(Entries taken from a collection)
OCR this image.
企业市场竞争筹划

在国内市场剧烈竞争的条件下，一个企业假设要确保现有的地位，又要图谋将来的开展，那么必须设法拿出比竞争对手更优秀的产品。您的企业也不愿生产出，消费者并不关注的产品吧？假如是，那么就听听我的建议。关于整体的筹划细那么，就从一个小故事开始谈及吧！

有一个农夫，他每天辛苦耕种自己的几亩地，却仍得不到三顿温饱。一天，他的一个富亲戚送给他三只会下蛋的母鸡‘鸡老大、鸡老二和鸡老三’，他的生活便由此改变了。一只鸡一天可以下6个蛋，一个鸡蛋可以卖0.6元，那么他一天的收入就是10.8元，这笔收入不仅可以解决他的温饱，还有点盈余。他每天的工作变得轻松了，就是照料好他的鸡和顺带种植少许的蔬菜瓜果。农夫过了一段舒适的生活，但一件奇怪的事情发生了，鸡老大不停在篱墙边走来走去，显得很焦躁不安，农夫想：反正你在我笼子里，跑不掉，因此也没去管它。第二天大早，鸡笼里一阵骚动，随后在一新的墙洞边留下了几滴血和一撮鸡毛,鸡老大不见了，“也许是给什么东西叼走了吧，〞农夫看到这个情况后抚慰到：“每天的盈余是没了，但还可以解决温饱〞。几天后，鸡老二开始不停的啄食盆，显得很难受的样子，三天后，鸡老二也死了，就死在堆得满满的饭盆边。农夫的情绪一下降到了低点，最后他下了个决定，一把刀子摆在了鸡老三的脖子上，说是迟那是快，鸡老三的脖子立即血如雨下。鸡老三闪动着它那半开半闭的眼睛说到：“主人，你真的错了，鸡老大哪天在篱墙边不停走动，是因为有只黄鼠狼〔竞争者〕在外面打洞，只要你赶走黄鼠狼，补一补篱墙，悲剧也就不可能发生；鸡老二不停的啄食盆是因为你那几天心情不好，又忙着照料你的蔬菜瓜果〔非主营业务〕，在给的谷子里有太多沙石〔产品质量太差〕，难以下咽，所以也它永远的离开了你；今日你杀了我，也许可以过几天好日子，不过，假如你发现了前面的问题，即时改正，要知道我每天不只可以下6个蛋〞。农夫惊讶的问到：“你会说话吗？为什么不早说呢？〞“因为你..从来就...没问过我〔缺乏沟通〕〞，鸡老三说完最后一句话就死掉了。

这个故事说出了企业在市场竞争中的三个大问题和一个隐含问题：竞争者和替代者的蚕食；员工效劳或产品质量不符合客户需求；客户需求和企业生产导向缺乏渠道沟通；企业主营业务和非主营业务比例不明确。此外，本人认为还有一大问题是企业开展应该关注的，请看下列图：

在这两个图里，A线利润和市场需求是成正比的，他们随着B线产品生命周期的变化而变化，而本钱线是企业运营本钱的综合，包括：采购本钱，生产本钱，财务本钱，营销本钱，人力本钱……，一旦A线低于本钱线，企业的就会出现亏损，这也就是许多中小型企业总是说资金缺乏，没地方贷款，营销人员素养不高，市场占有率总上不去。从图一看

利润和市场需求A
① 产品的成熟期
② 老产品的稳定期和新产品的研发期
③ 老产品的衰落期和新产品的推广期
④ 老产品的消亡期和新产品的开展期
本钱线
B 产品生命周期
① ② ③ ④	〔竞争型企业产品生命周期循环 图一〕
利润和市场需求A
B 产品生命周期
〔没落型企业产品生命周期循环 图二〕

§ **WHAT TO PRODUCE**
Retype all of the entries precisely as they are.

§ **WRITTEN SOLUTION**
OCR this image.
企业市场竞争筹划

在国内市场剧烈竞争的条件下，一个企业假设要确保现有的地位，又要图谋将来的开展，那么必须设法拿出比竞争对手更优秀的产品。您的企业也不愿生产出，消费者并不关注的产品吧？假如是，那么就听听我的建议。关于整体的筹划细那么，就从一个小故事开始谈及吧！

有一个农夫，他每天辛苦耕种自己的几亩地，却仍得不到三顿温饱。一天，他的一个富亲戚送给他三只会下蛋的母鸡‘鸡老大、鸡老二和鸡老三’，他的生活便由此改变了。一只鸡一天可以下6个蛋，一个鸡蛋可以卖0.6元，那么他一天的收入就是10.8元，这笔收入不仅可以解决他的温饱，还有点盈余。他每天的工作变得轻松了，就是照料好他的鸡和顺带种植少许的蔬菜瓜果。农夫过了一段舒适的生活，但一件奇怪的事情发生了，鸡老大不停在篱墙边走来走去，显得很焦躁不安，农夫想：反正你在我笼子里，跑不掉，因此也没去管它。第二天大早，鸡笼里一阵骚动，随后在一新的墙洞边留下了几滴血和一撮鸡毛,鸡老大不见了，“也许是给什么东西叼走了吧，〞农夫看到这个情况后抚慰到：“每天的盈余是没了，但还可以解决温饱〞。几天后，鸡老二开始不停的啄食盆，显得很难受的样子，三天后，鸡老二也死了，就死在堆得满满的饭盆边。农夫的情绪一下降到了低点，最后他下了个决定，一把刀子摆在了鸡老三的脖子上，说是迟那是快，鸡老三的脖子立即血如雨下。鸡老三闪动着它那半开半闭的眼睛说到：“主人，你真的错了，鸡老大哪天在篱墙边不停走动，是因为有只黄鼠狼〔竞争者〕在外面打洞，只要你赶走黄鼠狼，补一补篱墙，悲剧也就不可能发生；鸡老二不停的啄食盆是因为你那几天心情不好，又忙着照料你的蔬菜瓜果〔非主营业务〕，在给的谷子里有太多沙石〔产品质量太差〕，难以下咽，所以也它永远的离开了你；今日你杀了我，也许可以过几天好日子，不过，假如你发现了前面的问题，即时改正，要知道我每天不只可以下6个蛋〞。农夫惊讶的问到：“你会说话吗？为什么不早说呢？〞“因为你..从来就...没问过我〔缺乏沟通〕〞，鸡老三说完最后一句话就死掉了。

这个故事说出了企业在市场竞争中的三个大问题和一个隐含问题：竞争者和替代者的蚕食；员工效劳或产品质量不符合客户需求；客户需求和企业生产导向缺乏渠道沟通；企业主营业务和非主营业务比例不明确。此外，本人认为还有一大问题是企业开展应该关注的，请看下列图：

在这两个图里，A线利润和市场需求是成正比的，他们随着B线产品生命周期的变化而变化，而本钱线是企业运营本钱的综合，包括：采购本钱，生产本钱，财务本钱，营销本钱，人力本钱……，一旦A线低于本钱线，企业的就会出现亏损，这也就是许多中小型企业总是说资金缺乏，没地方贷款，营销人员素养不高，市场占有率总上不去。从图一看

利润和市场需求A
① 产品的成熟期
② 老产品的稳定期和新产品的研发期
③ 老产品的衰落期和新产品的推广期
④ 老产品的消亡期和新产品的开展期
本钱线
B 产品生命周期
① ② ③ ④	〔竞争型企业产品生命周期循环 图一〕
利润和市场需求A
B 产品生命周期
〔没落型企业产品生命周期循环 图二〕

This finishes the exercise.